Filter these entries, keeping only lines that hold the word "JSON".

[Extracted records]
————

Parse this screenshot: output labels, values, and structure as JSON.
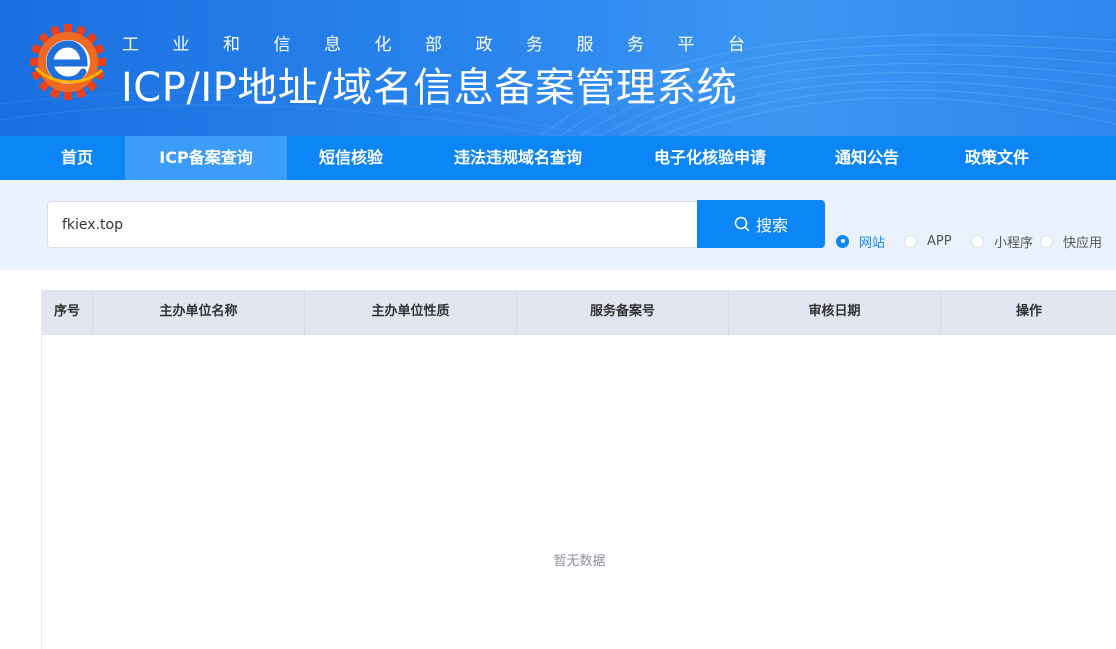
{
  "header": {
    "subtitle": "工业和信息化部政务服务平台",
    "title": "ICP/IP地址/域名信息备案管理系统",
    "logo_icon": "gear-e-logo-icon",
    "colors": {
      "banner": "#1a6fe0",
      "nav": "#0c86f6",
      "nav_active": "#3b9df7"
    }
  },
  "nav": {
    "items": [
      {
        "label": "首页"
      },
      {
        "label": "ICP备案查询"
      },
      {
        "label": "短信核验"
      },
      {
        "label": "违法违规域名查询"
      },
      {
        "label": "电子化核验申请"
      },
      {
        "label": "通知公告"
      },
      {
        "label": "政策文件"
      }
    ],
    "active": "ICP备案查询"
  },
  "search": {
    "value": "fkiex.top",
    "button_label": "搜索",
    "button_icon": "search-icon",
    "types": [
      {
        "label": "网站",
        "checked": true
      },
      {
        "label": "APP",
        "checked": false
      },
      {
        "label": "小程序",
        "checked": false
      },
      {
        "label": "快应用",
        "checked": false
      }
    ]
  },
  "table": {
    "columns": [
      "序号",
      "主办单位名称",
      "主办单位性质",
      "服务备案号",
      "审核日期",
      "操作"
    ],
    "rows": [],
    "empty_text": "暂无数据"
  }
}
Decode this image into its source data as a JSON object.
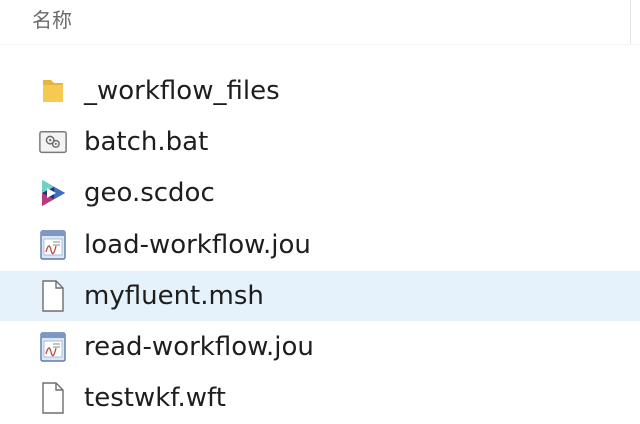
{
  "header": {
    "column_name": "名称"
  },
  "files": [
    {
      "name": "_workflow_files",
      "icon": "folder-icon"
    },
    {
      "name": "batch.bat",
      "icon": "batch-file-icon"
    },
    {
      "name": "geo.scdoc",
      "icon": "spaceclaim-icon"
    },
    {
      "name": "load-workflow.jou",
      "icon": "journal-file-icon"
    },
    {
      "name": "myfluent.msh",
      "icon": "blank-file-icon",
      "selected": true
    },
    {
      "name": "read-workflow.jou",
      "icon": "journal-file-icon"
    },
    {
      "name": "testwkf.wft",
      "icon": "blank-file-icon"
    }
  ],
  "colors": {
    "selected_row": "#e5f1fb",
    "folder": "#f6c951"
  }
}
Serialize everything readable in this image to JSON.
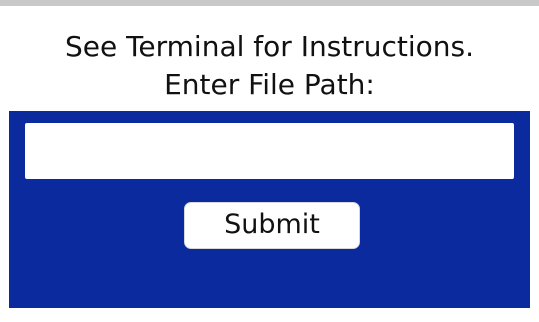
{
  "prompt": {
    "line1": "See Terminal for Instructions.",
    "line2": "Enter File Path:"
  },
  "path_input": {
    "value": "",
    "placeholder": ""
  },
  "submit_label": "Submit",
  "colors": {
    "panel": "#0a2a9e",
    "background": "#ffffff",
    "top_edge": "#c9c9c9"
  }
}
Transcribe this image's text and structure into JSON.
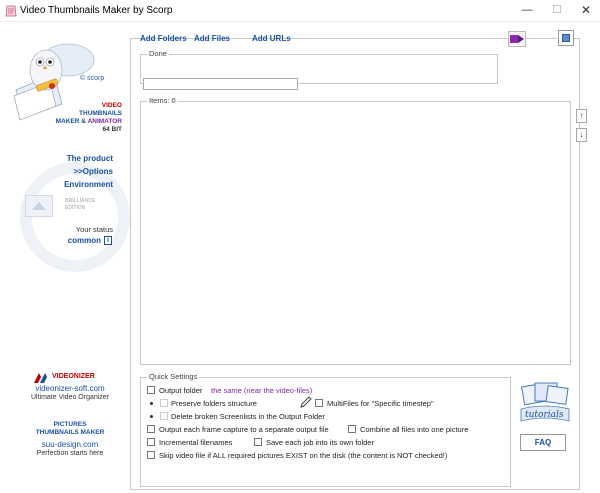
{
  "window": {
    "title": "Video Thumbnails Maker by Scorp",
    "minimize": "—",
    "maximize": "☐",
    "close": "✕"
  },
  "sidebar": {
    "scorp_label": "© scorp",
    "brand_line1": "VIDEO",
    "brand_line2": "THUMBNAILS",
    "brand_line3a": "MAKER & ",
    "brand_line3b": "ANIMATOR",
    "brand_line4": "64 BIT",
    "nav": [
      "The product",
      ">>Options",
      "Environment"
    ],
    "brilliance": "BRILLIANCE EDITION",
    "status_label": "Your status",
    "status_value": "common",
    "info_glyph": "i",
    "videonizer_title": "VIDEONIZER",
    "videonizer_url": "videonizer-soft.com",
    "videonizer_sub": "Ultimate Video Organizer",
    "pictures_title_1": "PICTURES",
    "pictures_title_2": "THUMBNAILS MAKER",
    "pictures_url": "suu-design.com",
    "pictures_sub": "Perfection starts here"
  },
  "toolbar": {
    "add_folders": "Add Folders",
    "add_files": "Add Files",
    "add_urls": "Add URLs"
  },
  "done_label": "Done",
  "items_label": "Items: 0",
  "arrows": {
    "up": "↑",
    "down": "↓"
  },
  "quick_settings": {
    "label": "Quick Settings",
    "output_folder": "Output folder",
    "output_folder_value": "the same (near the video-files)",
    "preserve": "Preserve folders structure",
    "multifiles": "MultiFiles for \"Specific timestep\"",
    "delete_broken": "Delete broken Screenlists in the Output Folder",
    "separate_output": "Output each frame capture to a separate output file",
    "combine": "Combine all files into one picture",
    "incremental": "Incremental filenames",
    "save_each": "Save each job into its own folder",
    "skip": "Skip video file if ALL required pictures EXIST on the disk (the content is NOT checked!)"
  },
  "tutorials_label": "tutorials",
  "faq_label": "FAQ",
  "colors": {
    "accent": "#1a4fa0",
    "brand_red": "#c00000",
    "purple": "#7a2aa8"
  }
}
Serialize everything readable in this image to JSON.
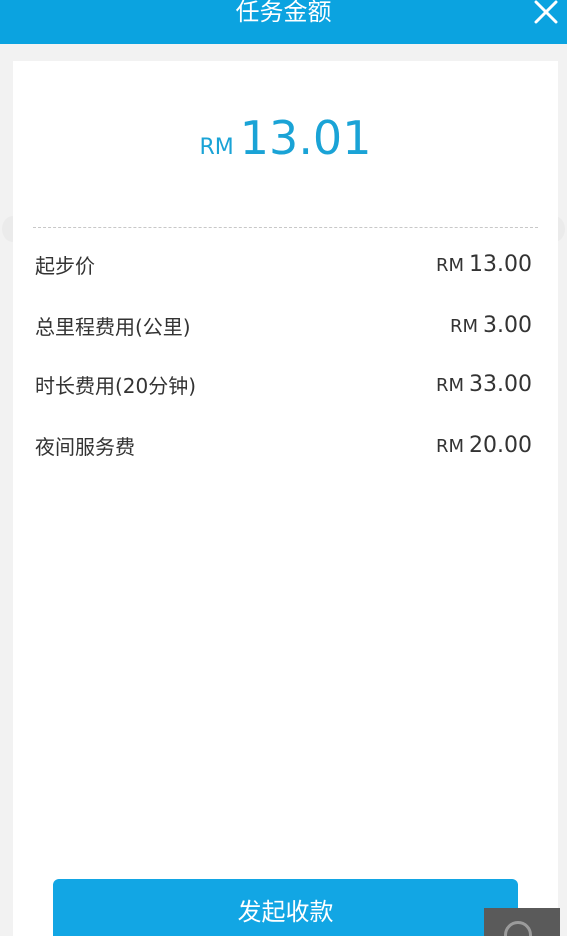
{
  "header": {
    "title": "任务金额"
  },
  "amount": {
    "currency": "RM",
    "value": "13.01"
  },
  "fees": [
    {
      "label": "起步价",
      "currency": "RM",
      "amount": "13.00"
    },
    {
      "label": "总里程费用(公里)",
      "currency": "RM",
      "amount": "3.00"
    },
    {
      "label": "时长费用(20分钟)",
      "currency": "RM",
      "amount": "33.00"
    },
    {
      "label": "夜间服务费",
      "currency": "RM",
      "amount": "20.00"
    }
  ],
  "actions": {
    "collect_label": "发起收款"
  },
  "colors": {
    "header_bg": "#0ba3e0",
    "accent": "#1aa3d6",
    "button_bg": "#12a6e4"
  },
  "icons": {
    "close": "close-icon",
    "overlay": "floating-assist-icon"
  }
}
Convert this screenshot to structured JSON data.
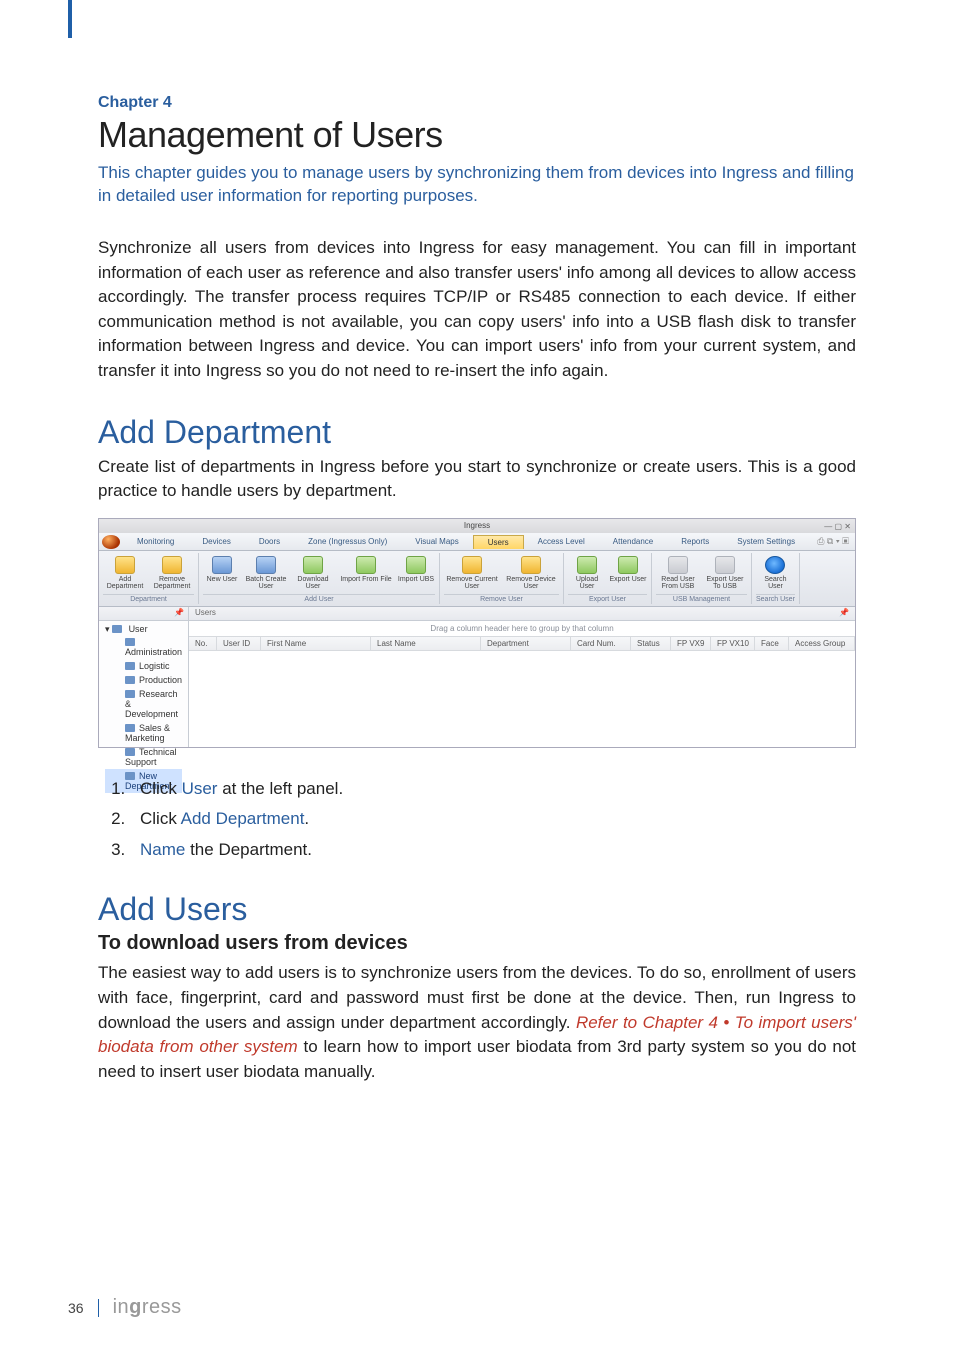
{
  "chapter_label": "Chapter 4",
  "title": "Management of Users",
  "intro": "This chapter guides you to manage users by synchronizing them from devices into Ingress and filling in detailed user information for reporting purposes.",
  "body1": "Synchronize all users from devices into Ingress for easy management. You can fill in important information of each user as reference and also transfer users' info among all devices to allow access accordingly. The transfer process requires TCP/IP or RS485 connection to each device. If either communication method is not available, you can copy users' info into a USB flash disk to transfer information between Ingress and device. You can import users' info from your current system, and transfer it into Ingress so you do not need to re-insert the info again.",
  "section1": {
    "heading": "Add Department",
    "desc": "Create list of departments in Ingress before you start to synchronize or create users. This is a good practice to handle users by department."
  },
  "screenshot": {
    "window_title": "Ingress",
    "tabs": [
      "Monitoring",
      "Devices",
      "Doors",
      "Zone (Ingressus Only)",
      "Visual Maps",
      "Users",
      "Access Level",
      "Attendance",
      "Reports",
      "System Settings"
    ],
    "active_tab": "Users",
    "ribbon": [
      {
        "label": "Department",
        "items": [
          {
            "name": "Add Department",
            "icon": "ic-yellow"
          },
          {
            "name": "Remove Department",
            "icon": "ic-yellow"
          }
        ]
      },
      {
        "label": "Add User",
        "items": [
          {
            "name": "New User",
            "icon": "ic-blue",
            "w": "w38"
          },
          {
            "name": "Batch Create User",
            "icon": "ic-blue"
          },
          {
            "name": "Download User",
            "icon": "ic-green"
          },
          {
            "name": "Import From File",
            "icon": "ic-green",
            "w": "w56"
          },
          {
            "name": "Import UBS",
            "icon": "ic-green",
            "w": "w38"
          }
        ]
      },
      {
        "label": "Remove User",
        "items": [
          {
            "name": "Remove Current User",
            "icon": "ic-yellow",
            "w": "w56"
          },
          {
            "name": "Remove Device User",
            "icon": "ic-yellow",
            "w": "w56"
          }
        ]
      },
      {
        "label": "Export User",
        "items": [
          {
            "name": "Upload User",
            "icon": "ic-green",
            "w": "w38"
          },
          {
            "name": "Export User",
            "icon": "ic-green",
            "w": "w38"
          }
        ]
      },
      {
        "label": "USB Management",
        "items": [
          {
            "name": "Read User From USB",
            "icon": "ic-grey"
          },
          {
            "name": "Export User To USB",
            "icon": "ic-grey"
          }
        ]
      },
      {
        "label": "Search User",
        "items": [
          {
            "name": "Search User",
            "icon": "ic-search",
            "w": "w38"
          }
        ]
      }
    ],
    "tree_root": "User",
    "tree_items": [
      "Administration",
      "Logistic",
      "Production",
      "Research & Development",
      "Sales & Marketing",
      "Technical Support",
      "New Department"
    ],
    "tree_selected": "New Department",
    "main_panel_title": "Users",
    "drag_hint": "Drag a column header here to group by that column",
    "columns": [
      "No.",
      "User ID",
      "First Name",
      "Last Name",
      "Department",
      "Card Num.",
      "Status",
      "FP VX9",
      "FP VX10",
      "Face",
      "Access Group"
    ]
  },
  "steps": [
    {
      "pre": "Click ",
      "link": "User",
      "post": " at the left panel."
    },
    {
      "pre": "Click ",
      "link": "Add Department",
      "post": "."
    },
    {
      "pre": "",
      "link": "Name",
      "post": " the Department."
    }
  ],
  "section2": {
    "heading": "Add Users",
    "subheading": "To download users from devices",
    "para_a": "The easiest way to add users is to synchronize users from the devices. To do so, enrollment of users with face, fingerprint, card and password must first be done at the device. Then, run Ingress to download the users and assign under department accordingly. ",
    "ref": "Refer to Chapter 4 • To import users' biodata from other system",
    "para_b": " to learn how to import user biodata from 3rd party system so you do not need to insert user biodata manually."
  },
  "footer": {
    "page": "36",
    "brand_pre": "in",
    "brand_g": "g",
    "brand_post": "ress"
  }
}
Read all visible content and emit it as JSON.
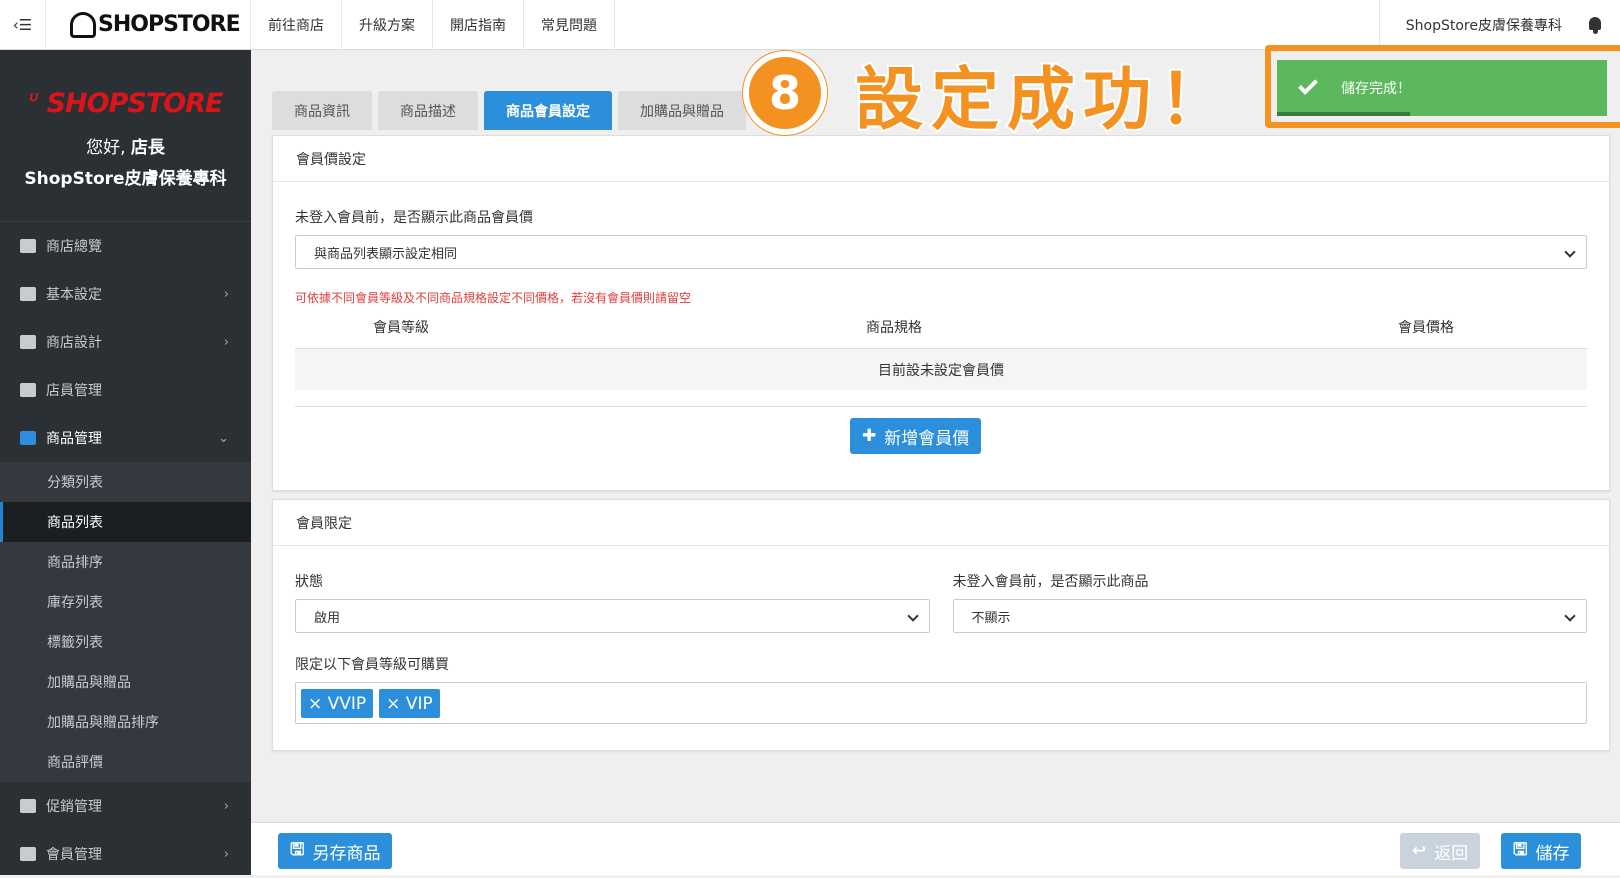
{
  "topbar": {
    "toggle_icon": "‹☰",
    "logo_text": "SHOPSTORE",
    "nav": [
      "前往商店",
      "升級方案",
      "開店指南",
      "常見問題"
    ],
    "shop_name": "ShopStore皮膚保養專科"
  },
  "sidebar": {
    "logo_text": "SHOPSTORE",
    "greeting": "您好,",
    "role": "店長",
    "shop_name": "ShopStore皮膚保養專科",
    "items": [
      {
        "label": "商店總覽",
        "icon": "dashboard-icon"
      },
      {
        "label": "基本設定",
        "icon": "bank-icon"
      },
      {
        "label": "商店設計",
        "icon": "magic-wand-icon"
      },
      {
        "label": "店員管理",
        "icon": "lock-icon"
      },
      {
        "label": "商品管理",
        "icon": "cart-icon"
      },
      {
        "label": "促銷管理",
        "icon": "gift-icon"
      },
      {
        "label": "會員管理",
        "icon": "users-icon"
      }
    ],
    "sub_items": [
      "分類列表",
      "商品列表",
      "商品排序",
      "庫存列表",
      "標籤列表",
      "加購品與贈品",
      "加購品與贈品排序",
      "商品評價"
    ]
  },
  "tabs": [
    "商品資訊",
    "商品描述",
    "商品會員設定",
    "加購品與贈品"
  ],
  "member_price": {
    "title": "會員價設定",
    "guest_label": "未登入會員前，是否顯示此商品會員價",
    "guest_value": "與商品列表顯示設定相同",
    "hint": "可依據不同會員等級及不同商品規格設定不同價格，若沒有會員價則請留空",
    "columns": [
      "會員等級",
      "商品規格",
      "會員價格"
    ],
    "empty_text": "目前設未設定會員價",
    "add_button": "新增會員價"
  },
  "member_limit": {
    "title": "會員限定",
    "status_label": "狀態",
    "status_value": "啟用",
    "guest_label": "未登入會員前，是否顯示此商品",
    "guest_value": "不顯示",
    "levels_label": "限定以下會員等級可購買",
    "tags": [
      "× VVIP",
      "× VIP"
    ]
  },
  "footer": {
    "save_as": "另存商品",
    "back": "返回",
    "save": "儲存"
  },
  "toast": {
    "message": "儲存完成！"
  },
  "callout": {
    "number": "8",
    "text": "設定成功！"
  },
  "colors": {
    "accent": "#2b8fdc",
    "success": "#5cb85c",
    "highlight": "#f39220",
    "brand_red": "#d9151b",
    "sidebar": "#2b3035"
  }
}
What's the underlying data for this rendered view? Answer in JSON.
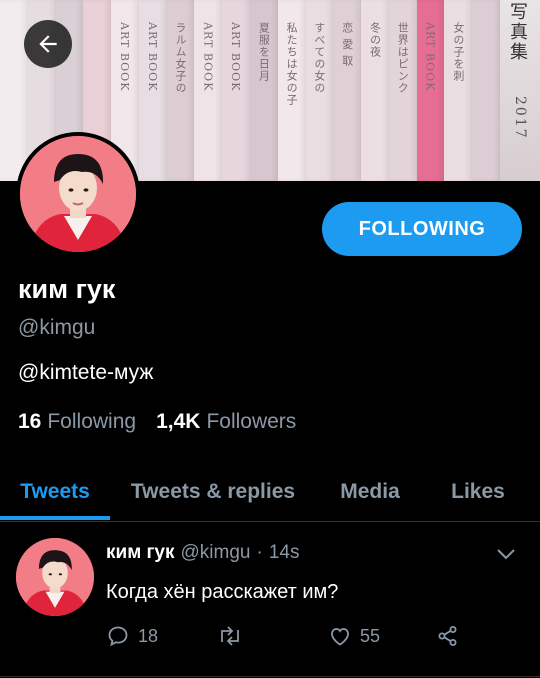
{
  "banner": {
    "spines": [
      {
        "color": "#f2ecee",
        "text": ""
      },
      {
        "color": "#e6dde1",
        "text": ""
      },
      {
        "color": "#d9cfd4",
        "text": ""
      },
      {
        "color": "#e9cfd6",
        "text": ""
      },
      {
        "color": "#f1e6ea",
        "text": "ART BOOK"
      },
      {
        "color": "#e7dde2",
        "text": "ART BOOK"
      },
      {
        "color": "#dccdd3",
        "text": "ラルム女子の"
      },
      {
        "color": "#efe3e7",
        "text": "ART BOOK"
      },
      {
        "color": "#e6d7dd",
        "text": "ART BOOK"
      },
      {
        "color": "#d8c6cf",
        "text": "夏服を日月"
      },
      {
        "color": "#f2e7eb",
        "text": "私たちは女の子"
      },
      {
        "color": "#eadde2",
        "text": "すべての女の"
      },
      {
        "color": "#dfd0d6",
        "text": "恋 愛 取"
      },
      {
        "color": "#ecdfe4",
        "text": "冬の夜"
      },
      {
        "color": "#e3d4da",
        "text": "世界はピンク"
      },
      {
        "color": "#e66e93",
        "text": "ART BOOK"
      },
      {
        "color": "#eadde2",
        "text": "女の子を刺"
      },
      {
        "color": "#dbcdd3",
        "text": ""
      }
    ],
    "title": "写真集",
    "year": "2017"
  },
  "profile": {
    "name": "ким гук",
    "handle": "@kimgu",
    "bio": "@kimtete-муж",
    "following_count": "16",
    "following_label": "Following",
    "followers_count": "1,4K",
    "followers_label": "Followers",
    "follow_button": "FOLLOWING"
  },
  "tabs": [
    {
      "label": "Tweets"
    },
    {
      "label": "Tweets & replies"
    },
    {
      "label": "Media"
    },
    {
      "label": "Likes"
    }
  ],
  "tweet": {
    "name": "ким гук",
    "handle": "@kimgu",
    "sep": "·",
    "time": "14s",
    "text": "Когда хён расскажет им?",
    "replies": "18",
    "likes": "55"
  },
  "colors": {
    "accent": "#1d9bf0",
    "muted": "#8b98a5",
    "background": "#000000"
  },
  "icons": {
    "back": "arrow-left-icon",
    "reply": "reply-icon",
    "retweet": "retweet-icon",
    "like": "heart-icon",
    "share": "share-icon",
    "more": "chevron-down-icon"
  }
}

————

#### [Answer to this task]
Parse this screenshot: output labels, values, and structure as JSON.
Decode this image into its source data as a JSON object.
Serialize everything readable in this image to JSON.
Transcribe this image's text and structure into JSON.
Serialize everything readable in this image to JSON.
Convert this screenshot to structured JSON data.
Read all visible content and emit it as JSON.
What's the underlying data for this rendered view? Answer in JSON.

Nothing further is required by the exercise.